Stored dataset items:

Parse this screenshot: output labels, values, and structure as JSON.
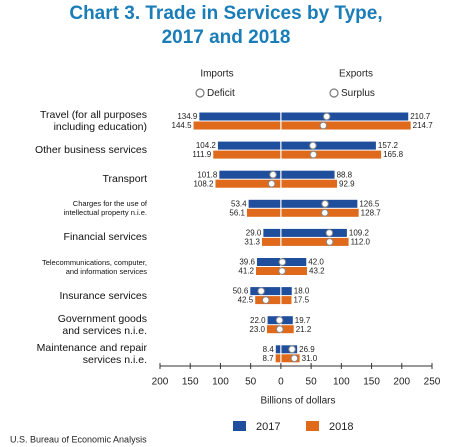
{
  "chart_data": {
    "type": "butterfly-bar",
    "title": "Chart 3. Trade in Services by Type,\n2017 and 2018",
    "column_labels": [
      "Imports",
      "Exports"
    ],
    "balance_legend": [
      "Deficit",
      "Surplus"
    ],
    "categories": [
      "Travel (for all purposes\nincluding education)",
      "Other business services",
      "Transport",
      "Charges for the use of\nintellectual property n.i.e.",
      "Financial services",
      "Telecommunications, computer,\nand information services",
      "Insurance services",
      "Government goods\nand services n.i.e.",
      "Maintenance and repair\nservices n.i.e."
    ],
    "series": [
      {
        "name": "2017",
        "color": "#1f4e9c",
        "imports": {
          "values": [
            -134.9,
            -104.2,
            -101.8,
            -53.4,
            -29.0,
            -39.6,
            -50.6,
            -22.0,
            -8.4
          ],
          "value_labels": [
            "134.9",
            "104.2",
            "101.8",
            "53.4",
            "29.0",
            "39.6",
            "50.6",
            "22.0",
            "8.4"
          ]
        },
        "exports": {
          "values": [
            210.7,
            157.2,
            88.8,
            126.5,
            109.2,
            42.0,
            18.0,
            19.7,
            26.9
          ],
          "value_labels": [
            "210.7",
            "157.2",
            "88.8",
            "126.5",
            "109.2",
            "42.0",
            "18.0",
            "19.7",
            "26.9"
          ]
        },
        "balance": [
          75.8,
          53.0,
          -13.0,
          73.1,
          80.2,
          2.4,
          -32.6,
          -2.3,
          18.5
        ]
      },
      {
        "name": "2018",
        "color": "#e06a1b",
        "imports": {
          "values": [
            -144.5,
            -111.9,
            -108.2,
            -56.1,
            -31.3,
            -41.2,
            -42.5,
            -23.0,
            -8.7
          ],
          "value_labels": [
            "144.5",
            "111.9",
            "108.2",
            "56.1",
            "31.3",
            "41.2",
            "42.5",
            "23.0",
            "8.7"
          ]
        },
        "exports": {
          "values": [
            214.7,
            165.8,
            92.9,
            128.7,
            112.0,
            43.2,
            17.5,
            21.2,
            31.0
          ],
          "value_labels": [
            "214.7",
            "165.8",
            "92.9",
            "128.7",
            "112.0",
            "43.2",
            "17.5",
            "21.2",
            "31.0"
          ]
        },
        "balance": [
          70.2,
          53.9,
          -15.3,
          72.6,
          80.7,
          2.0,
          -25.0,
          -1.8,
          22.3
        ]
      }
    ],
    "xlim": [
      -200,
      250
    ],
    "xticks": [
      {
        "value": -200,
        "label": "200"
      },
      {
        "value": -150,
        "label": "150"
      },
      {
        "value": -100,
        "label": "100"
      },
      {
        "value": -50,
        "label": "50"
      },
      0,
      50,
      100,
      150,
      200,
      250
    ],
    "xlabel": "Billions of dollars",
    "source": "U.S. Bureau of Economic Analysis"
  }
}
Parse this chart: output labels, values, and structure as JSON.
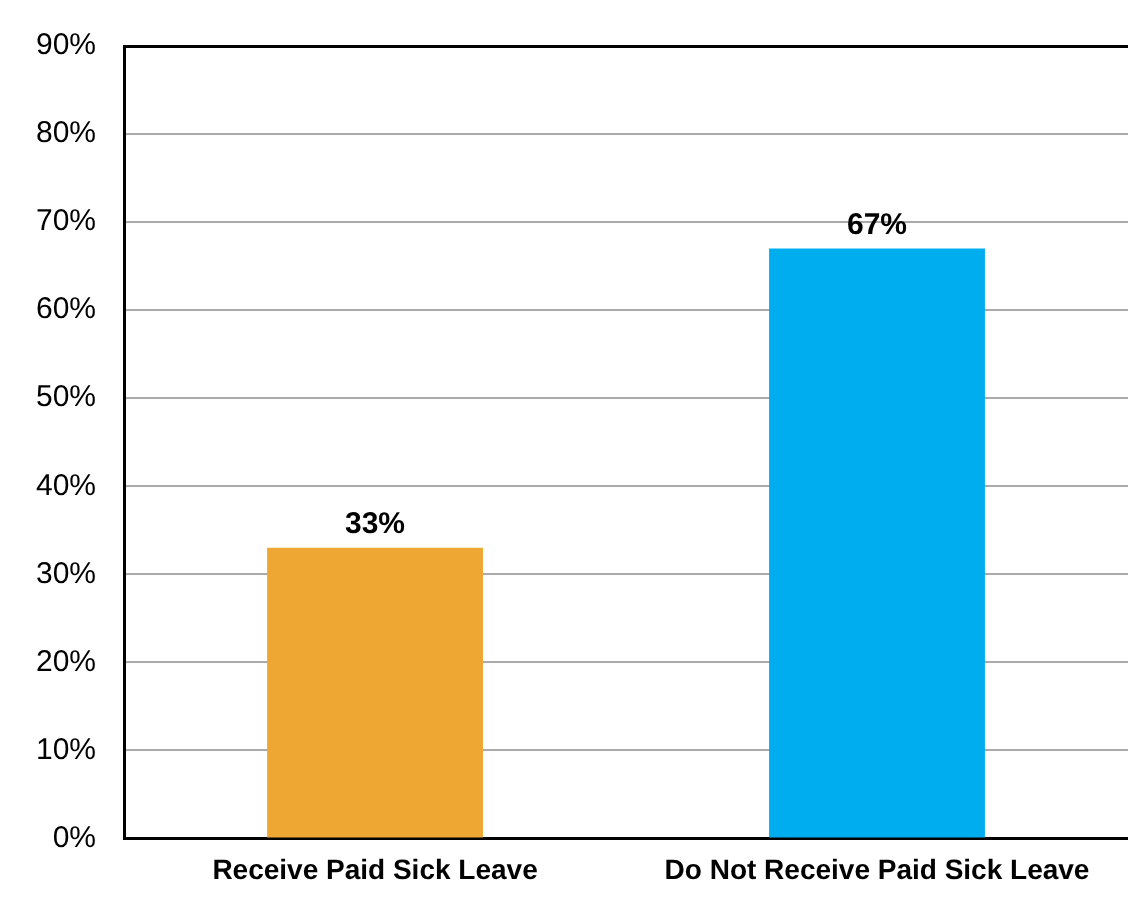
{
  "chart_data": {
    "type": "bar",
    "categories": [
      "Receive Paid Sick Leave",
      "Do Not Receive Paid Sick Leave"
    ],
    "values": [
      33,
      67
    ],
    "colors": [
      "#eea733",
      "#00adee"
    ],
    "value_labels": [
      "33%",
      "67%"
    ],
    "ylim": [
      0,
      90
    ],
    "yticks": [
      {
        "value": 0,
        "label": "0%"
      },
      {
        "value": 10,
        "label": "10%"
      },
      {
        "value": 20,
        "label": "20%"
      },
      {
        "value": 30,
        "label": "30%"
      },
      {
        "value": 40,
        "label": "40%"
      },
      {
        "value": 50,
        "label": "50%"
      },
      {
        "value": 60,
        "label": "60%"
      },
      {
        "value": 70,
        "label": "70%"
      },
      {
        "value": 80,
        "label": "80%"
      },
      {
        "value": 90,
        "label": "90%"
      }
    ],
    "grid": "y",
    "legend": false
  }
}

### WHAT TO DO
Pictures in the records above should not be copied. Repeat everything else exactly.

### ANSWER FOR THIS EXERCISE
Parse this screenshot: output labels, values, and structure as JSON.
{
  "chart_data": {
    "type": "butterfly-bar",
    "title": "Chart 3. Trade in Services by Type,\n2017 and 2018",
    "column_labels": [
      "Imports",
      "Exports"
    ],
    "balance_legend": [
      "Deficit",
      "Surplus"
    ],
    "categories": [
      "Travel (for all purposes\nincluding education)",
      "Other business services",
      "Transport",
      "Charges for the use of\nintellectual property n.i.e.",
      "Financial services",
      "Telecommunications, computer,\nand information services",
      "Insurance services",
      "Government goods\nand services n.i.e.",
      "Maintenance and repair\nservices n.i.e."
    ],
    "series": [
      {
        "name": "2017",
        "color": "#1f4e9c",
        "imports": {
          "values": [
            -134.9,
            -104.2,
            -101.8,
            -53.4,
            -29.0,
            -39.6,
            -50.6,
            -22.0,
            -8.4
          ],
          "value_labels": [
            "134.9",
            "104.2",
            "101.8",
            "53.4",
            "29.0",
            "39.6",
            "50.6",
            "22.0",
            "8.4"
          ]
        },
        "exports": {
          "values": [
            210.7,
            157.2,
            88.8,
            126.5,
            109.2,
            42.0,
            18.0,
            19.7,
            26.9
          ],
          "value_labels": [
            "210.7",
            "157.2",
            "88.8",
            "126.5",
            "109.2",
            "42.0",
            "18.0",
            "19.7",
            "26.9"
          ]
        },
        "balance": [
          75.8,
          53.0,
          -13.0,
          73.1,
          80.2,
          2.4,
          -32.6,
          -2.3,
          18.5
        ]
      },
      {
        "name": "2018",
        "color": "#e06a1b",
        "imports": {
          "values": [
            -144.5,
            -111.9,
            -108.2,
            -56.1,
            -31.3,
            -41.2,
            -42.5,
            -23.0,
            -8.7
          ],
          "value_labels": [
            "144.5",
            "111.9",
            "108.2",
            "56.1",
            "31.3",
            "41.2",
            "42.5",
            "23.0",
            "8.7"
          ]
        },
        "exports": {
          "values": [
            214.7,
            165.8,
            92.9,
            128.7,
            112.0,
            43.2,
            17.5,
            21.2,
            31.0
          ],
          "value_labels": [
            "214.7",
            "165.8",
            "92.9",
            "128.7",
            "112.0",
            "43.2",
            "17.5",
            "21.2",
            "31.0"
          ]
        },
        "balance": [
          70.2,
          53.9,
          -15.3,
          72.6,
          80.7,
          2.0,
          -25.0,
          -1.8,
          22.3
        ]
      }
    ],
    "xlim": [
      -200,
      250
    ],
    "xticks": [
      {
        "value": -200,
        "label": "200"
      },
      {
        "value": -150,
        "label": "150"
      },
      {
        "value": -100,
        "label": "100"
      },
      {
        "value": -50,
        "label": "50"
      },
      0,
      50,
      100,
      150,
      200,
      250
    ],
    "xlabel": "Billions of dollars",
    "source": "U.S. Bureau of Economic Analysis"
  }
}
Parse this chart: output labels, values, and structure as JSON.
{
  "chart_data": {
    "type": "bar",
    "categories": [
      "Receive Paid Sick Leave",
      "Do Not Receive Paid Sick Leave"
    ],
    "values": [
      33,
      67
    ],
    "colors": [
      "#eea733",
      "#00adee"
    ],
    "value_labels": [
      "33%",
      "67%"
    ],
    "ylim": [
      0,
      90
    ],
    "yticks": [
      {
        "value": 0,
        "label": "0%"
      },
      {
        "value": 10,
        "label": "10%"
      },
      {
        "value": 20,
        "label": "20%"
      },
      {
        "value": 30,
        "label": "30%"
      },
      {
        "value": 40,
        "label": "40%"
      },
      {
        "value": 50,
        "label": "50%"
      },
      {
        "value": 60,
        "label": "60%"
      },
      {
        "value": 70,
        "label": "70%"
      },
      {
        "value": 80,
        "label": "80%"
      },
      {
        "value": 90,
        "label": "90%"
      }
    ],
    "grid": "y",
    "legend": false
  }
}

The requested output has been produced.